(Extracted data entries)
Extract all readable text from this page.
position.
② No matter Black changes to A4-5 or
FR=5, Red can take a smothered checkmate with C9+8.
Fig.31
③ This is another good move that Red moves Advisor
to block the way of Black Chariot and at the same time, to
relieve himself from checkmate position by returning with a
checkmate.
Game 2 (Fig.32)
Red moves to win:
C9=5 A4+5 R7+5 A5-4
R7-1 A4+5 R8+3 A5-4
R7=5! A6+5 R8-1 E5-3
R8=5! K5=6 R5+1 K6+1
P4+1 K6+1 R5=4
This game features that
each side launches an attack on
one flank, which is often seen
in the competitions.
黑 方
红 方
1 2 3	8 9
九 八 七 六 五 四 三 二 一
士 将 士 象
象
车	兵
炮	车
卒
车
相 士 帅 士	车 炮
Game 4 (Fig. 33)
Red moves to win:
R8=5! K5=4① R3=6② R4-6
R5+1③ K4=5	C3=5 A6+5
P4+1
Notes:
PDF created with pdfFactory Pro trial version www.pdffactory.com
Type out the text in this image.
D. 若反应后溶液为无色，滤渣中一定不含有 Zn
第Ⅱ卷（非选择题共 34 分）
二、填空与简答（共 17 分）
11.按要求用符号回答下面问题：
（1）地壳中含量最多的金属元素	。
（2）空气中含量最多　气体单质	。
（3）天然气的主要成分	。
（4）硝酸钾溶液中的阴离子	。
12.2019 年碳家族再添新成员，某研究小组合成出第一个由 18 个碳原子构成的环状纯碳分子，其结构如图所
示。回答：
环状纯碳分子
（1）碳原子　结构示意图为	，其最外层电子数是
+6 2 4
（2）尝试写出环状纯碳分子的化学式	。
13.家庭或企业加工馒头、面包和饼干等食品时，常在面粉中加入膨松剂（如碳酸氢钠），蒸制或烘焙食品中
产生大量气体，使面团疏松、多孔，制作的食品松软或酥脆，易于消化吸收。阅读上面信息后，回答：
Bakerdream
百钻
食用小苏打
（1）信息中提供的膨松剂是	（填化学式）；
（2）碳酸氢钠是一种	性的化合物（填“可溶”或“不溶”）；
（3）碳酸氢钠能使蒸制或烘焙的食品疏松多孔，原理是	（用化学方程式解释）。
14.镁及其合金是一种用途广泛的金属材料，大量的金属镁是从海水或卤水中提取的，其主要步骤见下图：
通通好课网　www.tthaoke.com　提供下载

→ TASK INSTRUCTIONS: Exactly reproduce every line found in the records.

→ SOLUTION:
Extract all readable text from this page.
position.
② No matter Black changes to A4-5 or
FR=5, Red can take a smothered checkmate with C9+8.
Fig.31
③ This is another good move that Red moves Advisor
to block the way of Black Chariot and at the same time, to
relieve himself from checkmate position by returning with a
checkmate.
Game 2 (Fig.32)
Red moves to win:
C9=5 A4+5 R7+5 A5-4
R7-1 A4+5 R8+3 A5-4
R7=5! A6+5 R8-1 E5-3
R8=5! K5=6 R5+1 K6+1
P4+1 K6+1 R5=4
This game features that
each side launches an attack on
one flank, which is often seen
in the competitions.
黑 方
红 方
1 2 3	8 9
九 八 七 六 五 四 三 二 一
士 将 士 象
象
车	兵
炮	车
卒
车
相 士 帅 士	车 炮
Game 4 (Fig. 33)
Red moves to win:
R8=5! K5=4① R3=6② R4-6
R5+1③ K4=5	C3=5 A6+5
P4+1
Notes:
PDF created with pdfFactory Pro trial version www.pdffactory.com
Type out the text in this image.
D. 若反应后溶液为无色，滤渣中一定不含有 Zn
第Ⅱ卷（非选择题共 34 分）
二、填空与简答（共 17 分）
11.按要求用符号回答下面问题：
（1）地壳中含量最多的金属元素	。
（2）空气中含量最多　气体单质	。
（3）天然气的主要成分	。
（4）硝酸钾溶液中的阴离子	。
12.2019 年碳家族再添新成员，某研究小组合成出第一个由 18 个碳原子构成的环状纯碳分子，其结构如图所
示。回答：
环状纯碳分子
（1）碳原子　结构示意图为	，其最外层电子数是
+6 2 4
（2）尝试写出环状纯碳分子的化学式	。
13.家庭或企业加工馒头、面包和饼干等食品时，常在面粉中加入膨松剂（如碳酸氢钠），蒸制或烘焙食品中
产生大量气体，使面团疏松、多孔，制作的食品松软或酥脆，易于消化吸收。阅读上面信息后，回答：
Bakerdream
百钻
食用小苏打
（1）信息中提供的膨松剂是	（填化学式）；
（2）碳酸氢钠是一种	性的化合物（填“可溶”或“不溶”）；
（3）碳酸氢钠能使蒸制或烘焙的食品疏松多孔，原理是	（用化学方程式解释）。
14.镁及其合金是一种用途广泛的金属材料，大量的金属镁是从海水或卤水中提取的，其主要步骤见下图：
通通好课网　www.tthaoke.com　提供下载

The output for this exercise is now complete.